Reproduce all of the material word for word.

--- MATERIAL TO PROCESS ---

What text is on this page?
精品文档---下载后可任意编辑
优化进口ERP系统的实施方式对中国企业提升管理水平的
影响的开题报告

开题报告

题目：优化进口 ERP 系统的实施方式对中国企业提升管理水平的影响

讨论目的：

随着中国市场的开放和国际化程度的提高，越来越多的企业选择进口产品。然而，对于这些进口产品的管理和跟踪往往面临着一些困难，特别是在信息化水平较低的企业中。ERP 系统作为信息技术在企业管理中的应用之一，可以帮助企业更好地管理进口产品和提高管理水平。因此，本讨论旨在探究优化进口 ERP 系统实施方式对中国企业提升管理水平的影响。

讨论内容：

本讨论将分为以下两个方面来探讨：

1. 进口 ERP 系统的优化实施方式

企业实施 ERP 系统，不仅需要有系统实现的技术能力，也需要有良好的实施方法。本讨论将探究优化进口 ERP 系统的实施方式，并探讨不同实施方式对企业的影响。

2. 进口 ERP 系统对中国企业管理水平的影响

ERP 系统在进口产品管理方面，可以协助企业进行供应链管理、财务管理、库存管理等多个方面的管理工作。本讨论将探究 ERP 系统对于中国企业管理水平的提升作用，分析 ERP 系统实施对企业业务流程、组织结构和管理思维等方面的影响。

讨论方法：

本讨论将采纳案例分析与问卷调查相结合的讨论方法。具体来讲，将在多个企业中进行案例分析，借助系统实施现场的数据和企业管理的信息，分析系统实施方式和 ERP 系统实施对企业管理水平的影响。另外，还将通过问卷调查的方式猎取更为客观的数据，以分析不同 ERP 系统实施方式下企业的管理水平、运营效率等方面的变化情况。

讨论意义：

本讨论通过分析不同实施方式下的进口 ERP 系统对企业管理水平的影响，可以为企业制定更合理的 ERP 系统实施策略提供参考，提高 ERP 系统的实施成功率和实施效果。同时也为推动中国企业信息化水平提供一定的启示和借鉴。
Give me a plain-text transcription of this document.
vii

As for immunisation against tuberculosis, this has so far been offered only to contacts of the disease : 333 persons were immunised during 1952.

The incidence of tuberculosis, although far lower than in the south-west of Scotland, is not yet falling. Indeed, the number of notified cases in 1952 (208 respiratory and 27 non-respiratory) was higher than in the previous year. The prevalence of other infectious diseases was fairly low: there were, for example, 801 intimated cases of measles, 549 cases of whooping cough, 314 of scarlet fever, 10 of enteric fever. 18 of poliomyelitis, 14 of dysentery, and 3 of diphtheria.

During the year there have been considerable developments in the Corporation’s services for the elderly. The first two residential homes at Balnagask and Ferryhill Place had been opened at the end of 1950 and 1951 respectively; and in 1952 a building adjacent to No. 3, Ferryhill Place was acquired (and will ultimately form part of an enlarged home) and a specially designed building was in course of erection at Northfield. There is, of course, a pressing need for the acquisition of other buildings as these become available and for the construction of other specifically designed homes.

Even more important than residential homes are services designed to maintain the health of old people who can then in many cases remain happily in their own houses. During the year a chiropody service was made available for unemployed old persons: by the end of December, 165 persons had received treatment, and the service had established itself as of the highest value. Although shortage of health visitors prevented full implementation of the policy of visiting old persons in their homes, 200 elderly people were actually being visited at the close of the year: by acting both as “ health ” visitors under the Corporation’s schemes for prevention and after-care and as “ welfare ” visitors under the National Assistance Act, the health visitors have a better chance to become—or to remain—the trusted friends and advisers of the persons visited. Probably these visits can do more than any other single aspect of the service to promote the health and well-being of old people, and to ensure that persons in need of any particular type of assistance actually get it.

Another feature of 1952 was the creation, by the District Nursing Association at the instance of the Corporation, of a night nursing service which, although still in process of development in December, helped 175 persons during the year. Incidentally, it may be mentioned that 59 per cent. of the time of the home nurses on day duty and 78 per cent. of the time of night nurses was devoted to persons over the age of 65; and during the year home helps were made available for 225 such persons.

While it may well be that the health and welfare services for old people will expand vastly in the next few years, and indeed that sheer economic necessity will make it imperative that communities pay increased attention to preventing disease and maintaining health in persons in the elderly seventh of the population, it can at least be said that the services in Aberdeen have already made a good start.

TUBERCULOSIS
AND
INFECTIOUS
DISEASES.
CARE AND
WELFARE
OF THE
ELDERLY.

---

• _RESPONSE TO THE EXERCISE_:
What text is on this page?
精品文档---下载后可任意编辑
优化进口ERP系统的实施方式对中国企业提升管理水平的
影响的开题报告

开题报告

题目：优化进口 ERP 系统的实施方式对中国企业提升管理水平的影响

讨论目的：

随着中国市场的开放和国际化程度的提高，越来越多的企业选择进口产品。然而，对于这些进口产品的管理和跟踪往往面临着一些困难，特别是在信息化水平较低的企业中。ERP 系统作为信息技术在企业管理中的应用之一，可以帮助企业更好地管理进口产品和提高管理水平。因此，本讨论旨在探究优化进口 ERP 系统实施方式对中国企业提升管理水平的影响。

讨论内容：

本讨论将分为以下两个方面来探讨：

1. 进口 ERP 系统的优化实施方式

企业实施 ERP 系统，不仅需要有系统实现的技术能力，也需要有良好的实施方法。本讨论将探究优化进口 ERP 系统的实施方式，并探讨不同实施方式对企业的影响。

2. 进口 ERP 系统对中国企业管理水平的影响

ERP 系统在进口产品管理方面，可以协助企业进行供应链管理、财务管理、库存管理等多个方面的管理工作。本讨论将探究 ERP 系统对于中国企业管理水平的提升作用，分析 ERP 系统实施对企业业务流程、组织结构和管理思维等方面的影响。

讨论方法：

本讨论将采纳案例分析与问卷调查相结合的讨论方法。具体来讲，将在多个企业中进行案例分析，借助系统实施现场的数据和企业管理的信息，分析系统实施方式和 ERP 系统实施对企业管理水平的影响。另外，还将通过问卷调查的方式猎取更为客观的数据，以分析不同 ERP 系统实施方式下企业的管理水平、运营效率等方面的变化情况。

讨论意义：

本讨论通过分析不同实施方式下的进口 ERP 系统对企业管理水平的影响，可以为企业制定更合理的 ERP 系统实施策略提供参考，提高 ERP 系统的实施成功率和实施效果。同时也为推动中国企业信息化水平提供一定的启示和借鉴。
Give me a plain-text transcription of this document.
vii

As for immunisation against tuberculosis, this has so far been offered only to contacts of the disease : 333 persons were immunised during 1952.

The incidence of tuberculosis, although far lower than in the south-west of Scotland, is not yet falling. Indeed, the number of notified cases in 1952 (208 respiratory and 27 non-respiratory) was higher than in the previous year. The prevalence of other infectious diseases was fairly low: there were, for example, 801 intimated cases of measles, 549 cases of whooping cough, 314 of scarlet fever, 10 of enteric fever. 18 of poliomyelitis, 14 of dysentery, and 3 of diphtheria.

During the year there have been considerable developments in the Corporation’s services for the elderly. The first two residential homes at Balnagask and Ferryhill Place had been opened at the end of 1950 and 1951 respectively; and in 1952 a building adjacent to No. 3, Ferryhill Place was acquired (and will ultimately form part of an enlarged home) and a specially designed building was in course of erection at Northfield. There is, of course, a pressing need for the acquisition of other buildings as these become available and for the construction of other specifically designed homes.

Even more important than residential homes are services designed to maintain the health of old people who can then in many cases remain happily in their own houses. During the year a chiropody service was made available for unemployed old persons: by the end of December, 165 persons had received treatment, and the service had established itself as of the highest value. Although shortage of health visitors prevented full implementation of the policy of visiting old persons in their homes, 200 elderly people were actually being visited at the close of the year: by acting both as “ health ” visitors under the Corporation’s schemes for prevention and after-care and as “ welfare ” visitors under the National Assistance Act, the health visitors have a better chance to become—or to remain—the trusted friends and advisers of the persons visited. Probably these visits can do more than any other single aspect of the service to promote the health and well-being of old people, and to ensure that persons in need of any particular type of assistance actually get it.

Another feature of 1952 was the creation, by the District Nursing Association at the instance of the Corporation, of a night nursing service which, although still in process of development in December, helped 175 persons during the year. Incidentally, it may be mentioned that 59 per cent. of the time of the home nurses on day duty and 78 per cent. of the time of night nurses was devoted to persons over the age of 65; and during the year home helps were made available for 225 such persons.

While it may well be that the health and welfare services for old people will expand vastly in the next few years, and indeed that sheer economic necessity will make it imperative that communities pay increased attention to preventing disease and maintaining health in persons in the elderly seventh of the population, it can at least be said that the services in Aberdeen have already made a good start.

TUBERCULOSIS
AND
INFECTIOUS
DISEASES.
CARE AND
WELFARE
OF THE
ELDERLY.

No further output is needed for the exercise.